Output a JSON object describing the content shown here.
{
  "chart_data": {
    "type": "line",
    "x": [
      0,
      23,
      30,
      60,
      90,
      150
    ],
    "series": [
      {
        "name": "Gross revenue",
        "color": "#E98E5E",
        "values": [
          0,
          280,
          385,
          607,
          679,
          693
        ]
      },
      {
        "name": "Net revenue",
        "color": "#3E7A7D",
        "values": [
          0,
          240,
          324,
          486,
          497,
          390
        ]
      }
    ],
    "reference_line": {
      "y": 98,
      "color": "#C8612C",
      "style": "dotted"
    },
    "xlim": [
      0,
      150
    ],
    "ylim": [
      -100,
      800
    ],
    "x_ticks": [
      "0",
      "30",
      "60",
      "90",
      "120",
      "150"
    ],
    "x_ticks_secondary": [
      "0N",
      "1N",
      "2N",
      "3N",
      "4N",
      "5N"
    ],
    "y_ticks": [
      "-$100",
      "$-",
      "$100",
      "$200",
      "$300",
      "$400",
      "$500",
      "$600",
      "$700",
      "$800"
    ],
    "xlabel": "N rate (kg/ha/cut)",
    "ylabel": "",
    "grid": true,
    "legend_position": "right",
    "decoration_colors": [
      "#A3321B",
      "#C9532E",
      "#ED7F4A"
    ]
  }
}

* * *

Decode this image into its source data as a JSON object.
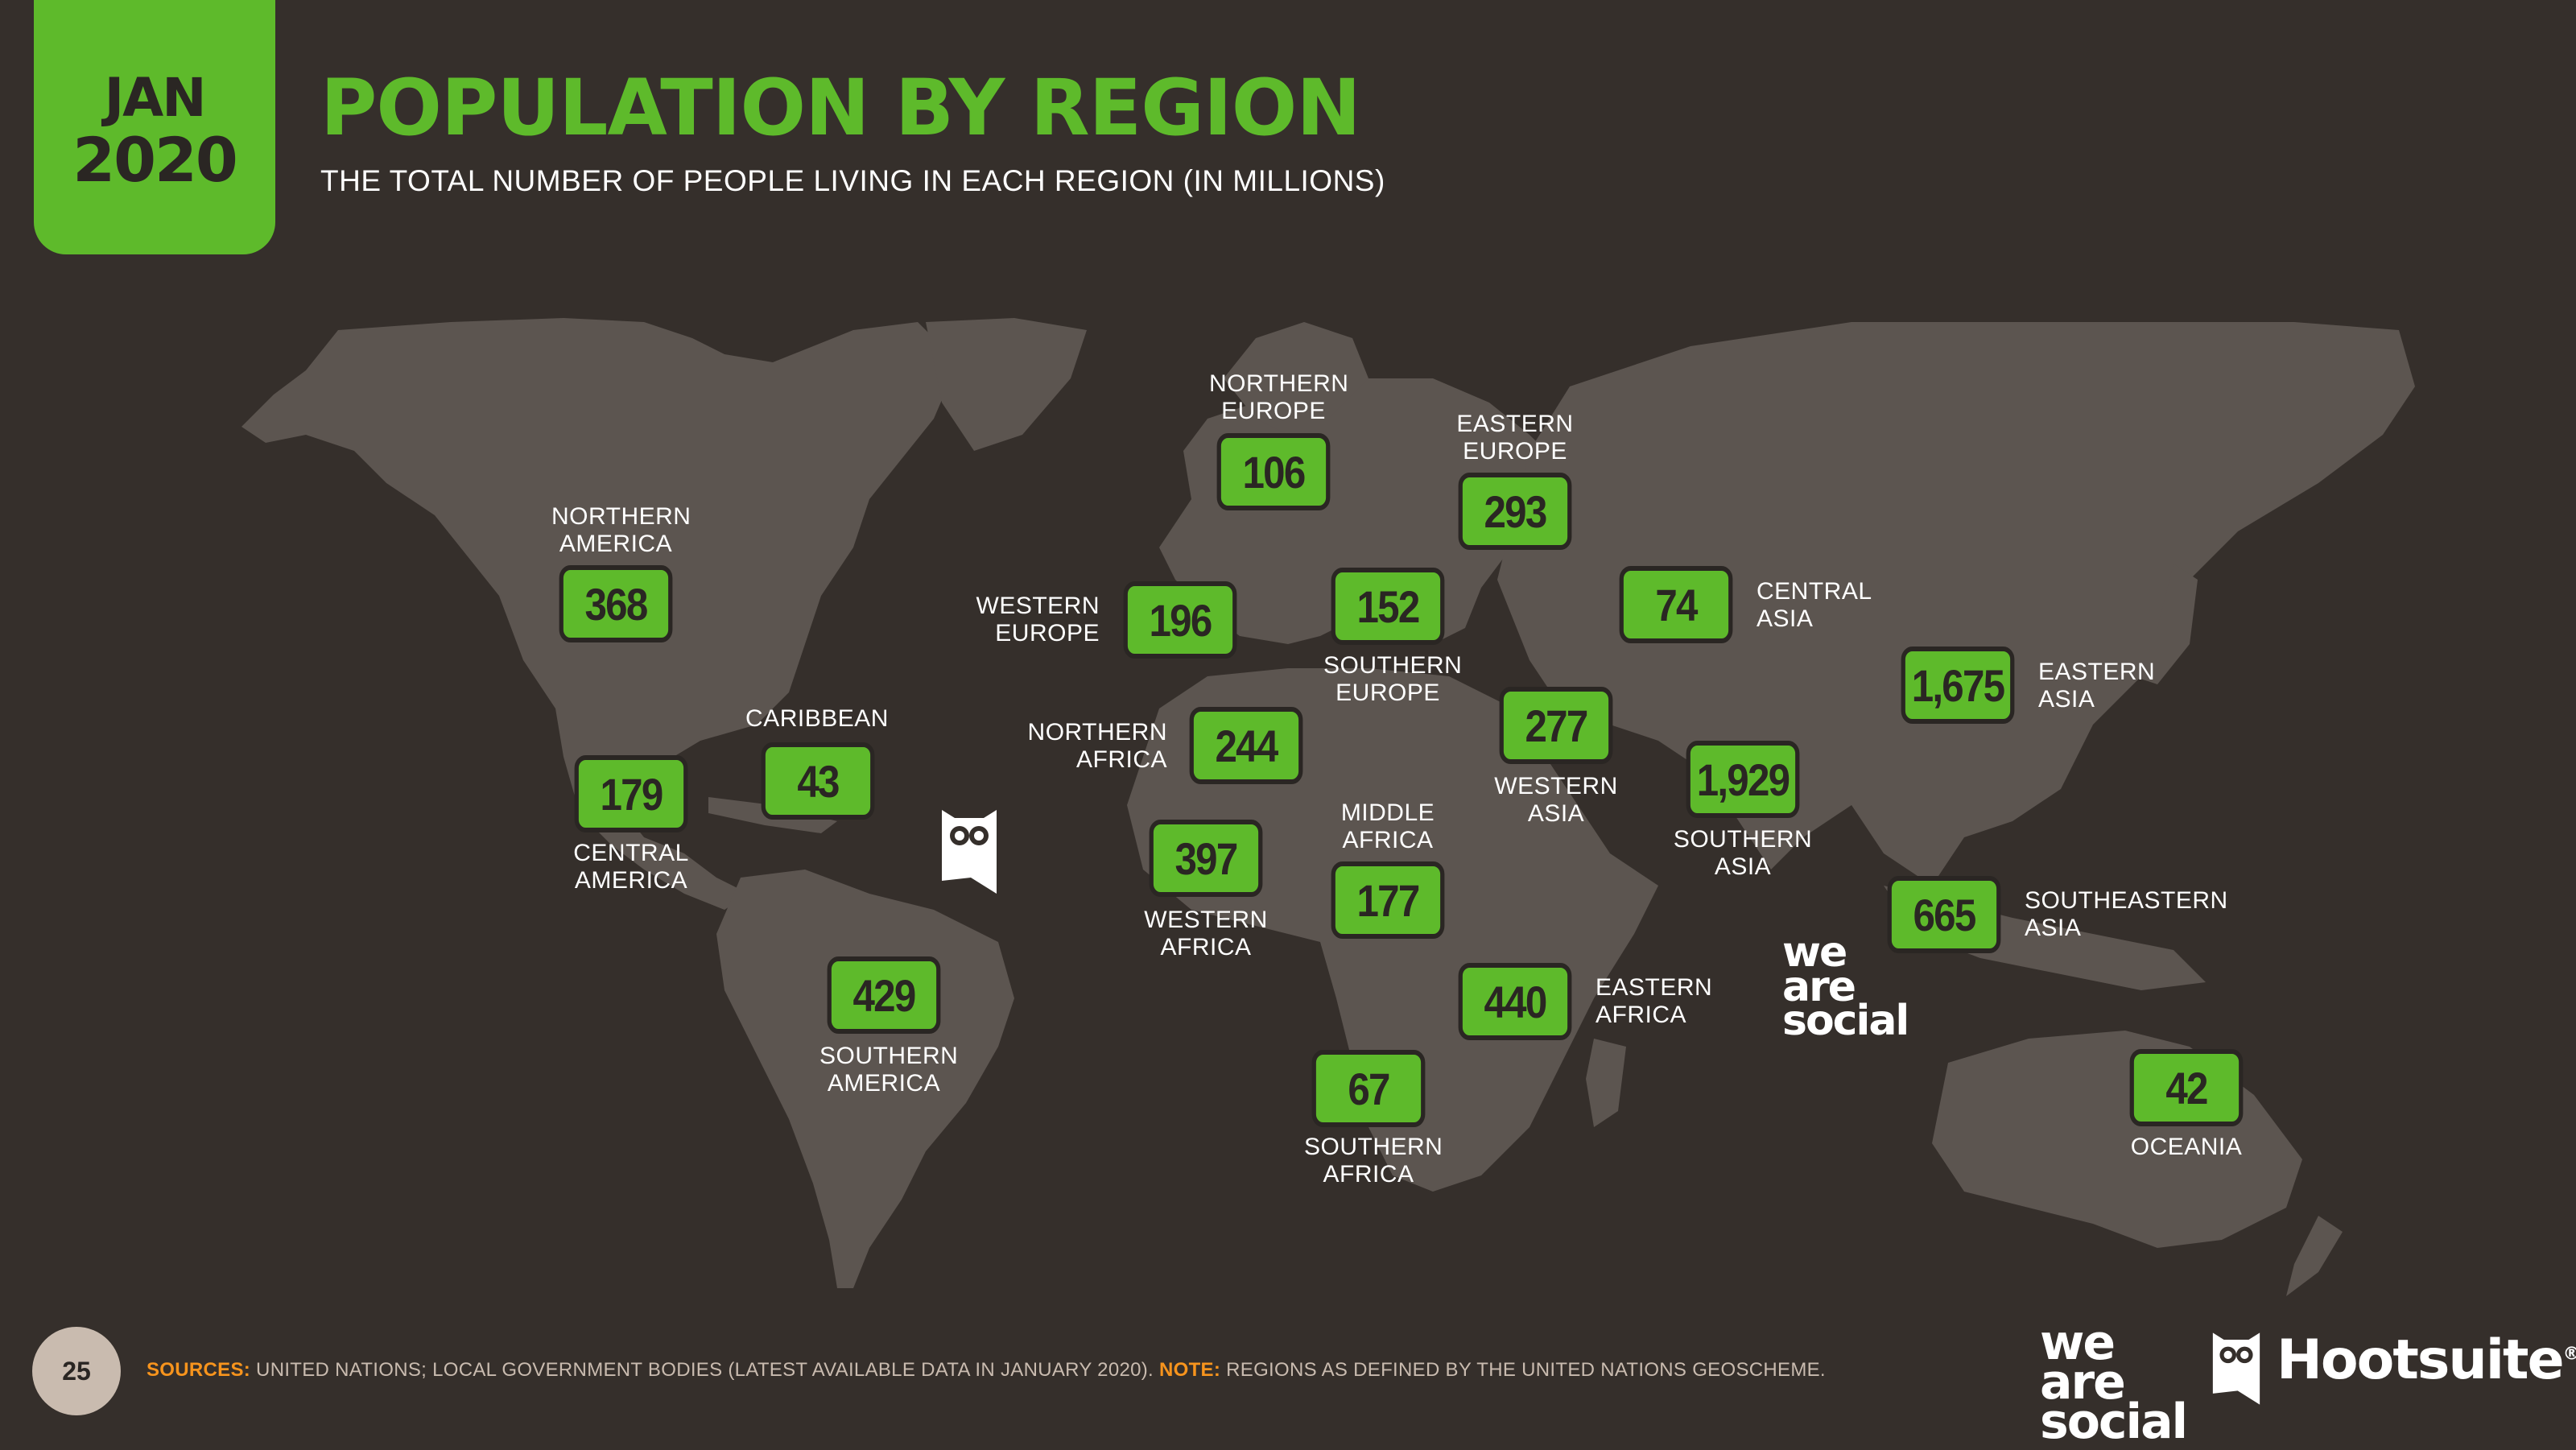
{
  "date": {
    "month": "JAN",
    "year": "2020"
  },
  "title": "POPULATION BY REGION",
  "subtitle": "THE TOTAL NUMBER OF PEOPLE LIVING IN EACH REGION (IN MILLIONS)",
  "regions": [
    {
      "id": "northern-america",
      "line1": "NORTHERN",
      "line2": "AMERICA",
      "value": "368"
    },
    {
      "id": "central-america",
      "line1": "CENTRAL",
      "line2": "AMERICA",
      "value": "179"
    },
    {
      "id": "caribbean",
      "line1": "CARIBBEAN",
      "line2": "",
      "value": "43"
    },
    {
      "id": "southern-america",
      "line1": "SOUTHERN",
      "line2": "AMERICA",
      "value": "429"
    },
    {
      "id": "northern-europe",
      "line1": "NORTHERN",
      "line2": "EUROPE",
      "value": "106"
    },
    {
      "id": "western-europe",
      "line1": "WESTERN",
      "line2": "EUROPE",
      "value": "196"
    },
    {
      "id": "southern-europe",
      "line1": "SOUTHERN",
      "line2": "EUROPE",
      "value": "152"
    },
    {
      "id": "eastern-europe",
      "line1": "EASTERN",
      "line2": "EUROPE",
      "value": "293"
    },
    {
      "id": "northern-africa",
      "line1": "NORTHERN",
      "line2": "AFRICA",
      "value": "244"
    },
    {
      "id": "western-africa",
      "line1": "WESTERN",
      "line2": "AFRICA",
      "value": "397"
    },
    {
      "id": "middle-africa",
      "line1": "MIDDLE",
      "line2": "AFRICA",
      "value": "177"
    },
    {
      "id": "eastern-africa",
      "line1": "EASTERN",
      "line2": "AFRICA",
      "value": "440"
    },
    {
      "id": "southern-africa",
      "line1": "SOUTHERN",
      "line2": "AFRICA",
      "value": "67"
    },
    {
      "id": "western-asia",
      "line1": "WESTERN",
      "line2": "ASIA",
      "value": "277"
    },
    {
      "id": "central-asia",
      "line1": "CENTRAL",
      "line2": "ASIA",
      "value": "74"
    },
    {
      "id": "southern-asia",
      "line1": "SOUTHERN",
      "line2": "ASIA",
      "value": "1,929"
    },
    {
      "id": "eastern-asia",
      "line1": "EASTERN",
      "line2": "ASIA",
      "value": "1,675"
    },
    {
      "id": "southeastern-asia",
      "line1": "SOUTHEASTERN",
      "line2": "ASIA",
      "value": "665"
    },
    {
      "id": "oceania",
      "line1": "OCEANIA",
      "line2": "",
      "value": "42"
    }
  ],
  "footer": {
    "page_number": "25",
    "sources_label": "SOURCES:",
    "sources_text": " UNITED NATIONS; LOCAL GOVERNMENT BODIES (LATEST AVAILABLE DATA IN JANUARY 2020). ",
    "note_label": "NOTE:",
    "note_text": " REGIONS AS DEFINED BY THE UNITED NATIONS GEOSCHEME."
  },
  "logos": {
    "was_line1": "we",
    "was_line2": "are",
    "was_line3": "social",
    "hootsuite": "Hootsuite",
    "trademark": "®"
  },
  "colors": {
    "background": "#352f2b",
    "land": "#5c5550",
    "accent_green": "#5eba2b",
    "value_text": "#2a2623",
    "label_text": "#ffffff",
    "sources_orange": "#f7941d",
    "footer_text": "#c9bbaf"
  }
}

YOUR GOAL:
Select the lines in this material that hold the word "revenue", leaving none out.

SOLVED PROBLEM:
        "name": "Gross revenue",
        "name": "Net revenue",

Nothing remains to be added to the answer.